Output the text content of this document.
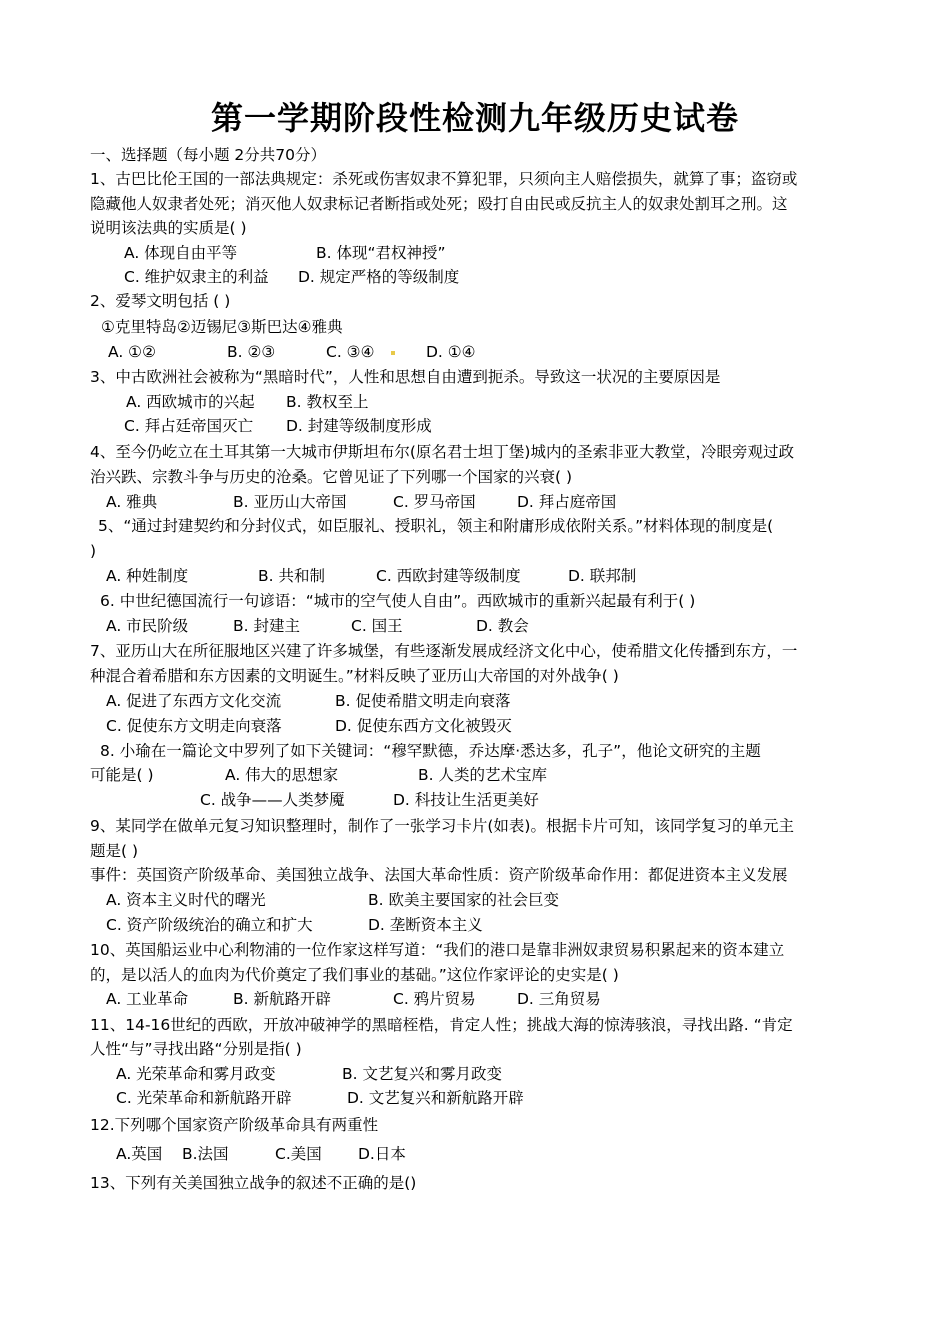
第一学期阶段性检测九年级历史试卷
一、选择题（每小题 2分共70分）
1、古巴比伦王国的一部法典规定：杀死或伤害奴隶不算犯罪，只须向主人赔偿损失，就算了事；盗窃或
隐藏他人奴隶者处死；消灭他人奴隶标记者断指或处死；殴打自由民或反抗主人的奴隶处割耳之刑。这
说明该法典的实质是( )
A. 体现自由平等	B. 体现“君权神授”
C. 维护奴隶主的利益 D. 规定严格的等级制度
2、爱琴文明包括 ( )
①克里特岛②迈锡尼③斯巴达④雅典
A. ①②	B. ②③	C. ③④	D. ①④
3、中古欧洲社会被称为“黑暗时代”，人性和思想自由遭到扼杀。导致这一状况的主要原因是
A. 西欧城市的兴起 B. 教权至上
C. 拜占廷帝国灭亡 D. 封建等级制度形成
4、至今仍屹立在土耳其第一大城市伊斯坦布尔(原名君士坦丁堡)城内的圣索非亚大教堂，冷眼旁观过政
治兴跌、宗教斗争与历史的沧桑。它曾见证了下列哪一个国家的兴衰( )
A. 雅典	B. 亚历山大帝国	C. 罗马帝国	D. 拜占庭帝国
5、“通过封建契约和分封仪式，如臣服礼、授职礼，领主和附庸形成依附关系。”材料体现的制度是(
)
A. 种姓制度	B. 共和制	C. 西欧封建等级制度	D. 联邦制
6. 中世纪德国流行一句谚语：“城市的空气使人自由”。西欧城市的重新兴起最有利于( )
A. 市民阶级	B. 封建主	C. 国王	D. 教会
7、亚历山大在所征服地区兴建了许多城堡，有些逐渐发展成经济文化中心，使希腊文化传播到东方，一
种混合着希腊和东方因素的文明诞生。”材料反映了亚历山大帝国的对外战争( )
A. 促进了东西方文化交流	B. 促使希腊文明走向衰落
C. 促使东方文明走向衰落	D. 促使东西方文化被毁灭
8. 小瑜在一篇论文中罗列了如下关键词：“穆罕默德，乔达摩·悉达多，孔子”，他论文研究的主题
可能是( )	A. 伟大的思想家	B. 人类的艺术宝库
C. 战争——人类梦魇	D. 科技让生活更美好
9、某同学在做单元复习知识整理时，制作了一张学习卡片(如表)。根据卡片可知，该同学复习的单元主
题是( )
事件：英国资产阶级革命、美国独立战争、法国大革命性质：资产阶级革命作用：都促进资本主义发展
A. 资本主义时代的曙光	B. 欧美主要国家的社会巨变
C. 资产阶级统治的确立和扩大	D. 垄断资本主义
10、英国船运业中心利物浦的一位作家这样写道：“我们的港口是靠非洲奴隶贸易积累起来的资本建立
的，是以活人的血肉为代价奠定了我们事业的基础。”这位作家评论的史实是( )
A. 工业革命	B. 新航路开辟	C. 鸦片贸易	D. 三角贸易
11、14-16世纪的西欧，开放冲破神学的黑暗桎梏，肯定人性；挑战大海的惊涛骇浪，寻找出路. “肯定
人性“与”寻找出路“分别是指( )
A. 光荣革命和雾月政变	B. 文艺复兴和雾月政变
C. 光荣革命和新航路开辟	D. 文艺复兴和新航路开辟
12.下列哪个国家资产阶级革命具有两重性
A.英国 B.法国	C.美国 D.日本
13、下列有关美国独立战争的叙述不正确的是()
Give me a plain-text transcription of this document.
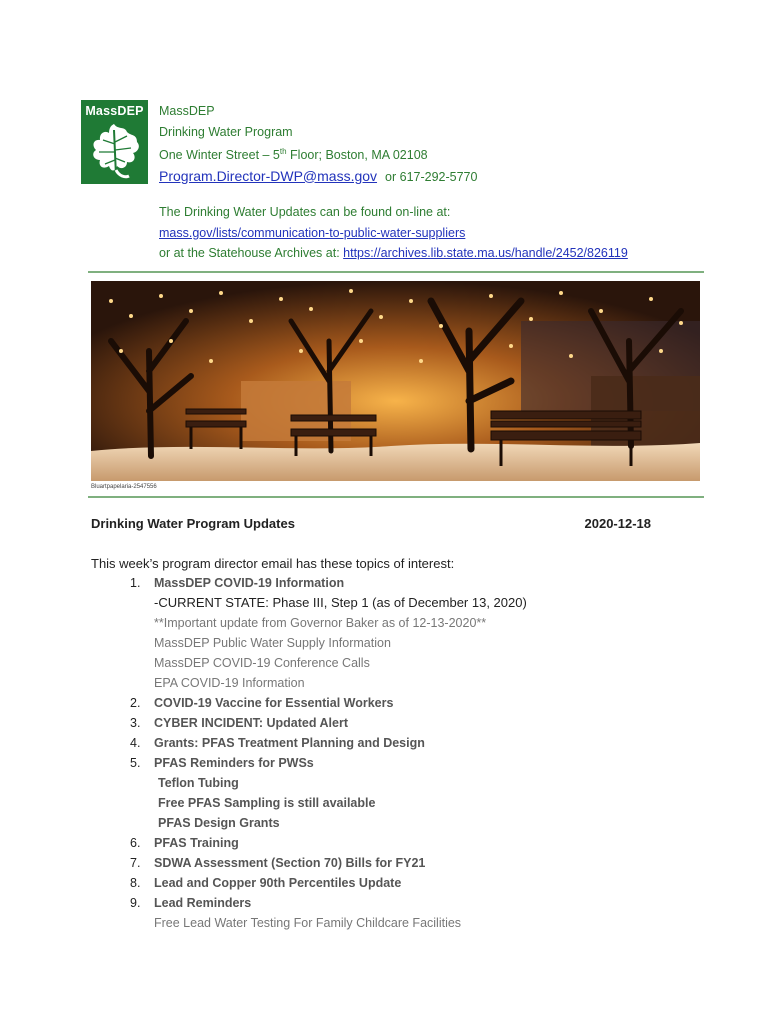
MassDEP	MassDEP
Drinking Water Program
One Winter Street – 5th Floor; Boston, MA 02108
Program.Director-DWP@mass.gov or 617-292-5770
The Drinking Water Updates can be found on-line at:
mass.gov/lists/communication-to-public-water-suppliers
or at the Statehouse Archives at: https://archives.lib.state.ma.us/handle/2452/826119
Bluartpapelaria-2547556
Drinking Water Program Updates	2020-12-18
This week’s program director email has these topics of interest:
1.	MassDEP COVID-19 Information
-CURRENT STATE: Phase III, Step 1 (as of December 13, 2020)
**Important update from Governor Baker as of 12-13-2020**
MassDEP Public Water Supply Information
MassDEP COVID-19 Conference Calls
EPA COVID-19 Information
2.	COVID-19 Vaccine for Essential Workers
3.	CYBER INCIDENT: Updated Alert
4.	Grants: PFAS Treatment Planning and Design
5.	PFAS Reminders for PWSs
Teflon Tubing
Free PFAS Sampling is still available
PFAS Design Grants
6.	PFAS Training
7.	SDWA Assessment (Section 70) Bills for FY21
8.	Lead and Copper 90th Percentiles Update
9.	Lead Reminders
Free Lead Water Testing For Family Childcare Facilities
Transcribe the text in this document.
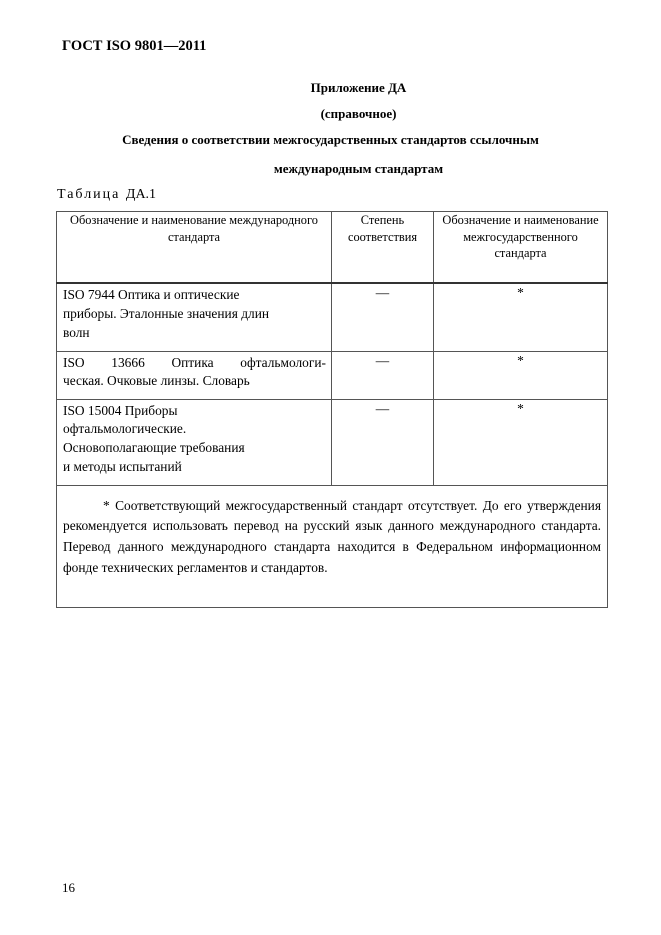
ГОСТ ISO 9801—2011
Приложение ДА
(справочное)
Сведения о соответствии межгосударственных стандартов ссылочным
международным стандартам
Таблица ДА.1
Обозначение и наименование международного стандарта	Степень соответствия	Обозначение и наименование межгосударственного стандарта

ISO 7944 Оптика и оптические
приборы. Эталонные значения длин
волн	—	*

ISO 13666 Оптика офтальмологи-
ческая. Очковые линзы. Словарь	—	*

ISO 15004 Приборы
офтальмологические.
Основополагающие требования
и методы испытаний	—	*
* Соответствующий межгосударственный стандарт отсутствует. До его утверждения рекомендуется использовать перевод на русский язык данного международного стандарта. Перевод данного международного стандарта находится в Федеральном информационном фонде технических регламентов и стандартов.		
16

--

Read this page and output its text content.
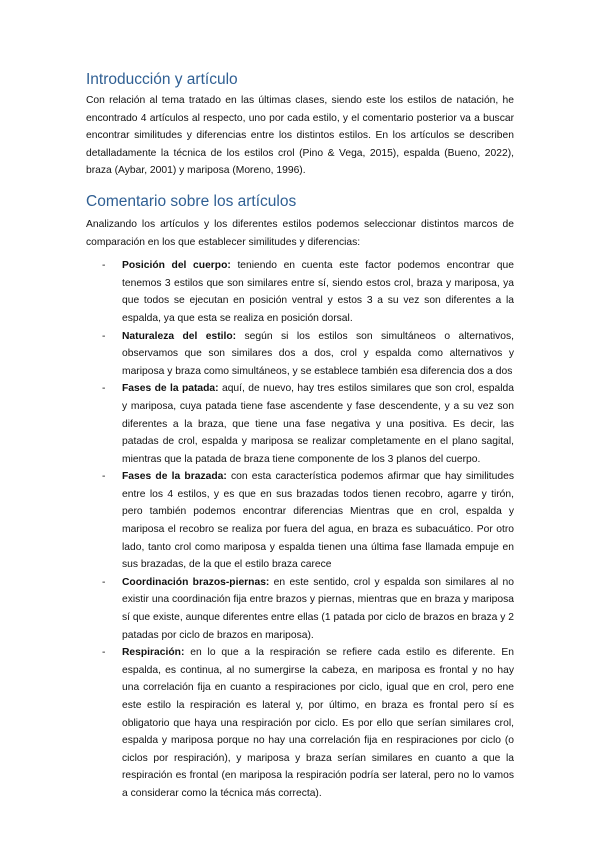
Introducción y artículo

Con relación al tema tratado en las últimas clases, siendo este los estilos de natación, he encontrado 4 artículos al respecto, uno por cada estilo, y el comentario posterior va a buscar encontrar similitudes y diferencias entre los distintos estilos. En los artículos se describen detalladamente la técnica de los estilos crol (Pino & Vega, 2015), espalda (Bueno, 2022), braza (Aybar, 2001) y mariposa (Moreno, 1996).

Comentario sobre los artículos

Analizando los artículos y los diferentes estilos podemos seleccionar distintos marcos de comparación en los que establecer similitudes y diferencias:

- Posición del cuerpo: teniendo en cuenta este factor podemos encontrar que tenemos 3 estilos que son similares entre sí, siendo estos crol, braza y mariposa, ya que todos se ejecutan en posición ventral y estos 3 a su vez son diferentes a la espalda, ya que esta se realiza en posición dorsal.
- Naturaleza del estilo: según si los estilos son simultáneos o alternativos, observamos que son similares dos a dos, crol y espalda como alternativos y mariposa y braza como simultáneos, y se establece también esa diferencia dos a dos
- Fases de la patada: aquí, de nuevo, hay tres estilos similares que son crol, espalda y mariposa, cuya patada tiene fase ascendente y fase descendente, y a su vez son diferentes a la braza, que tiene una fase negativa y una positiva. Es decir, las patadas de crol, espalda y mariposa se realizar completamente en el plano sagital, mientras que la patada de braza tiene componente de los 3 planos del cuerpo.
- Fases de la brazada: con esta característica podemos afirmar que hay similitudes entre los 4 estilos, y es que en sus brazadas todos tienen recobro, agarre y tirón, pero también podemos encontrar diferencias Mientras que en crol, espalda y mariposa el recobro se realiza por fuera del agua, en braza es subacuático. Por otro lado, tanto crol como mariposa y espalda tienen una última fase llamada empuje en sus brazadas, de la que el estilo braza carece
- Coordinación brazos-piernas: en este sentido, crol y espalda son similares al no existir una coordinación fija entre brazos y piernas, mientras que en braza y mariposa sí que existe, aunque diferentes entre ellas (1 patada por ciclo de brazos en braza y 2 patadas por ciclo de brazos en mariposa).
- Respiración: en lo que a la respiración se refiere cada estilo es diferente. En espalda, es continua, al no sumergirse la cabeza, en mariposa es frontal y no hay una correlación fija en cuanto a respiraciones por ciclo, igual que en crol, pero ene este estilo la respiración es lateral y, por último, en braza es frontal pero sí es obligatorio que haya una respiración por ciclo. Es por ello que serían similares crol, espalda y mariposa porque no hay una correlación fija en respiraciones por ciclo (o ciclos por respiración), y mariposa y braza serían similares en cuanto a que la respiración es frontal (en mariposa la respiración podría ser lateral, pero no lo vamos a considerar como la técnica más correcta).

Instructions to follow.
Return each line in the records that holds the string "patada".

Answer in full.
- Fases de la patada: aquí, de nuevo, hay tres estilos similares que son crol, espalda y mariposa, cuya patada tiene fase ascendente y fase descendente, y a su vez son diferentes a la braza, que tiene una fase negativa y una positiva. Es decir, las patadas de crol, espalda y mariposa se realizar completamente en el plano sagital, mientras que la patada de braza tiene componente de los 3 planos del cuerpo.
- Coordinación brazos-piernas: en este sentido, crol y espalda son similares al no existir una coordinación fija entre brazos y piernas, mientras que en braza y mariposa sí que existe, aunque diferentes entre ellas (1 patada por ciclo de brazos en braza y 2 patadas por ciclo de brazos en mariposa).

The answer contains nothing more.